- **MATERIAL FOR THIS TASK**
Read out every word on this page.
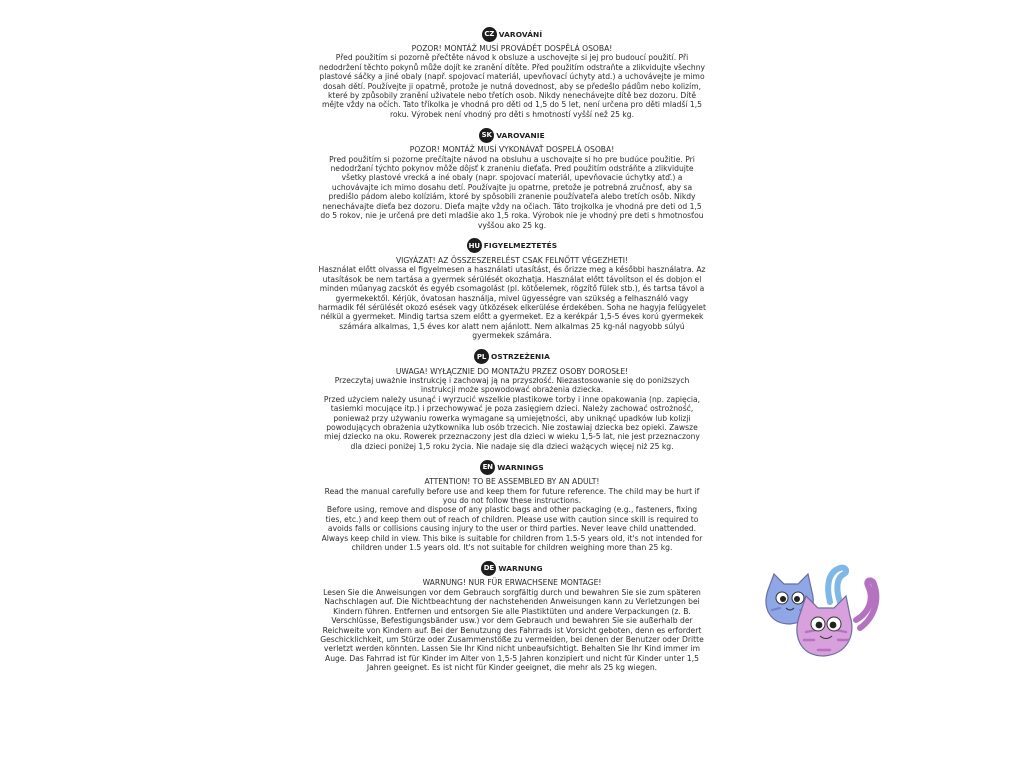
CZ VAROVÁNÍ
POZOR! MONTÁŽ MUSÍ PROVÁDĚT DOSPĚLÁ OSOBA!
Před použitím si pozorně přečtěte návod k obsluze a uschovejte si jej pro budoucí použití. Při nedodržení těchto pokynů může dojít ke zranění dítěte. Před použitím odstraňte a zlikvidujte všechny plastové sáčky a jiné obaly (např. spojovací materiál, upevňovací úchyty atd.) a uchovávejte je mimo dosah dětí. Používejte ji opatrně, protože je nutná dovednost, aby se předešlo pádům nebo kolizím, které by způsobily zranění uživatele nebo třetích osob. Nikdy nenechávejte dítě bez dozoru. Dítě mějte vždy na očích. Tato tříkolka je vhodná pro děti od 1,5 do 5 let, není určena pro děti mladší 1,5 roku. Výrobek není vhodný pro děti s hmotností vyšší než 25 kg.
SK VAROVANIE
POZOR! MONTÁŽ MUSÍ VYKONÁVAŤ DOSPELÁ OSOBA!
Pred použitím si pozorne prečítajte návod na obsluhu a uschovajte si ho pre budúce použitie. Pri nedodržaní týchto pokynov môže dôjsť k zraneniu dieťaťa. Pred použitím odstráňte a zlikvidujte všetky plastové vrecká a iné obaly (napr. spojovací materiál, upevňovacie úchytky atď.) a uchovávajte ich mimo dosahu detí. Používajte ju opatrne, pretože je potrebná zručnosť, aby sa predišlo pádom alebo kolíziám, ktoré by spôsobili zranenie používateľa alebo tretích osôb. Nikdy nenechávajte dieťa bez dozoru. Dieťa majte vždy na očiach. Táto trojkolka je vhodná pre deti od 1,5 do 5 rokov, nie je určená pre deti mladšie ako 1,5 roka. Výrobok nie je vhodný pre deti s hmotnosťou vyššou ako 25 kg.
HU FIGYELMEZTETÉS
VIGYÁZAT! AZ ÖSSZESZERELÉST CSAK FELNŐTT VÉGEZHETI!
Használat előtt olvassa el figyelmesen a használati utasítást, és őrizze meg a későbbi használatra. Az utasítások be nem tartása a gyermek sérülését okozhatja. Használat előtt távolítson el és dobjon el minden műanyag zacskót és egyéb csomagolást (pl. kötőelemek, rögzítő fülek stb.), és tartsa távol a gyermekektől. Kérjük, óvatosan használja, mivel ügyességre van szükség a felhasználó vagy harmadik fél sérülését okozó esések vagy ütközések elkerülése érdekében. Soha ne hagyja felügyelet nélkül a gyermeket. Mindig tartsa szem előtt a gyermeket. Ez a kerékpár 1,5-5 éves korú gyermekek számára alkalmas, 1,5 éves kor alatt nem ajánlott. Nem alkalmas 25 kg-nál nagyobb súlyú gyermekek számára.
PL OSTRZEŻENIA
UWAGA! WYŁĄCZNIE DO MONTAŻU PRZEZ OSOBY DOROSŁE!
Przeczytaj uważnie instrukcję i zachowaj ją na przyszłość. Niezastosowanie się do poniższych instrukcji może spowodować obrażenia dziecka.
Przed użyciem należy usunąć i wyrzucić wszelkie plastikowe torby i inne opakowania (np. zapięcia, tasiemki mocujące itp.) i przechowywać je poza zasięgiem dzieci. Należy zachować ostrożność, ponieważ przy używaniu rowerka wymagane są umiejętności, aby uniknąć upadków lub kolizji powodujących obrażenia użytkownika lub osób trzecich. Nie zostawiaj dziecka bez opieki. Zawsze miej dziecko na oku. Rowerek przeznaczony jest dla dzieci w wieku 1,5-5 lat, nie jest przeznaczony dla dzieci poniżej 1,5 roku życia. Nie nadaje się dla dzieci ważących więcej niż 25 kg.
EN WARNINGS
ATTENTION! TO BE ASSEMBLED BY AN ADULT!
Read the manual carefully before use and keep them for future reference. The child may be hurt if you do not follow these instructions.
Before using, remove and dispose of any plastic bags and other packaging (e.g., fasteners, fixing ties, etc.) and keep them out of reach of children. Please use with caution since skill is required to avoids falls or collisions causing injury to the user or third parties. Never leave child unattended. Always keep child in view. This bike is suitable for children from 1.5-5 years old, it's not intended for children under 1.5 years old. It's not suitable for children weighing more than 25 kg.
DE WARNUNG
WARNUNG! NUR FÜR ERWACHSENE MONTAGE!
Lesen Sie die Anweisungen vor dem Gebrauch sorgfältig durch und bewahren Sie sie zum späteren Nachschlagen auf. Die Nichtbeachtung der nachstehenden Anweisungen kann zu Verletzungen bei Kindern führen. Entfernen und entsorgen Sie alle Plastiktüten und andere Verpackungen (z. B. Verschlüsse, Befestigungsbänder usw.) vor dem Gebrauch und bewahren Sie sie außerhalb der Reichweite von Kindern auf. Bei der Benutzung des Fahrrads ist Vorsicht geboten, denn es erfordert Geschicklichkeit, um Stürze oder Zusammenstöße zu vermeiden, bei denen der Benutzer oder Dritte verletzt werden könnten. Lassen Sie Ihr Kind nicht unbeaufsichtigt. Behalten Sie Ihr Kind immer im Auge. Das Fahrrad ist für Kinder im Alter von 1,5-5 Jahren konzipiert und nicht für Kinder unter 1,5 Jahren geeignet. Es ist nicht für Kinder geeignet, die mehr als 25 kg wiegen.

- **DIRECTIVE**
Go through the listing above and list every line that has the word "Nikdy".

- **WRITTEN SOLUTION**
Před použitím si pozorně přečtěte návod k obsluze a uschovejte si jej pro budoucí použití. Při nedodržení těchto pokynů může dojít ke zranění dítěte. Před použitím odstraňte a zlikvidujte všechny plastové sáčky a jiné obaly (např. spojovací materiál, upevňovací úchyty atd.) a uchovávejte je mimo dosah dětí. Používejte ji opatrně, protože je nutná dovednost, aby se předešlo pádům nebo kolizím, které by způsobily zranění uživatele nebo třetích osob. Nikdy nenechávejte dítě bez dozoru. Dítě mějte vždy na očích. Tato tříkolka je vhodná pro děti od 1,5 do 5 let, není určena pro děti mladší 1,5 roku. Výrobek není vhodný pro děti s hmotností vyšší než 25 kg.
Pred použitím si pozorne prečítajte návod na obsluhu a uschovajte si ho pre budúce použitie. Pri nedodržaní týchto pokynov môže dôjsť k zraneniu dieťaťa. Pred použitím odstráňte a zlikvidujte všetky plastové vrecká a iné obaly (napr. spojovací materiál, upevňovacie úchytky atď.) a uchovávajte ich mimo dosahu detí. Používajte ju opatrne, pretože je potrebná zručnosť, aby sa predišlo pádom alebo kolíziám, ktoré by spôsobili zranenie používateľa alebo tretích osôb. Nikdy nenechávajte dieťa bez dozoru. Dieťa majte vždy na očiach. Táto trojkolka je vhodná pre deti od 1,5 do 5 rokov, nie je určená pre deti mladšie ako 1,5 roka. Výrobok nie je vhodný pre deti s hmotnosťou vyššou ako 25 kg.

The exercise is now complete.